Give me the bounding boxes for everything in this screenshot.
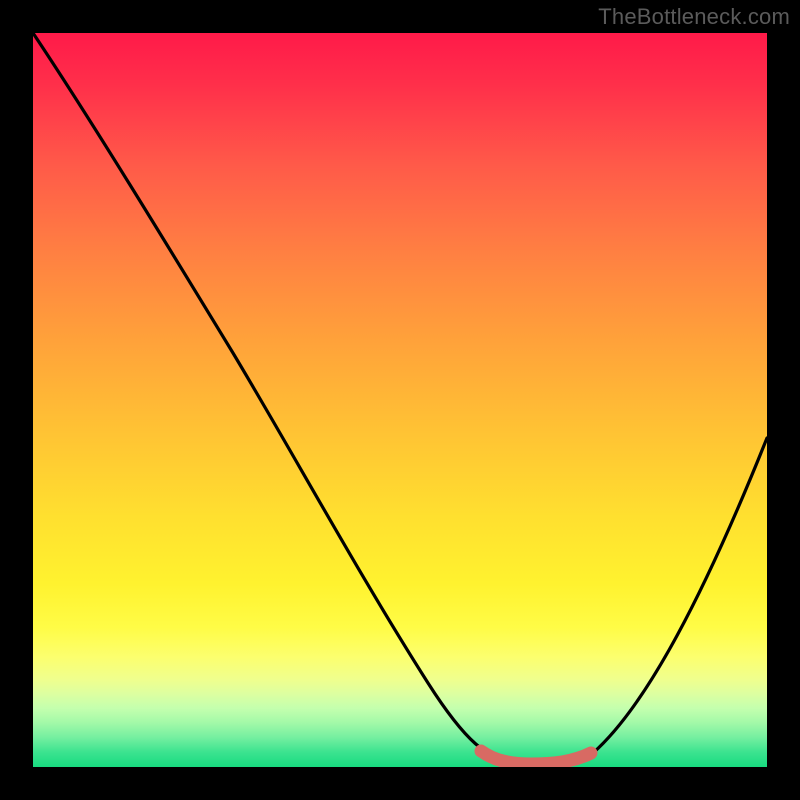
chart-frame: TheBottleneck.com <box>0 0 800 800</box>
watermark-text: TheBottleneck.com <box>598 4 790 30</box>
optimal-range-highlight <box>33 33 767 767</box>
plot-area <box>33 33 767 767</box>
plot-inner <box>33 33 767 767</box>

[Brief]:
Recast the entries as a Markdown table, from their first line through the line containing "plot-area <box>33 33 767 767</box>", both ends included. Use the columns "Row" and "Entry line", skip blank lines, and omit the pictures.

[The reply]:
| Row | Entry line |
|---|---|
| 1 | Give me the bounding boxes for everything in this screenshot. |
| 2 | chart-frame: TheBottleneck.com <box>0 0 800 800</box> |
| 3 | watermark-text: TheBottleneck.com <box>598 4 790 30</box> |
| 4 | optimal-range-highlight <box>33 33 767 767</box> |
| 5 | plot-area <box>33 33 767 767</box> |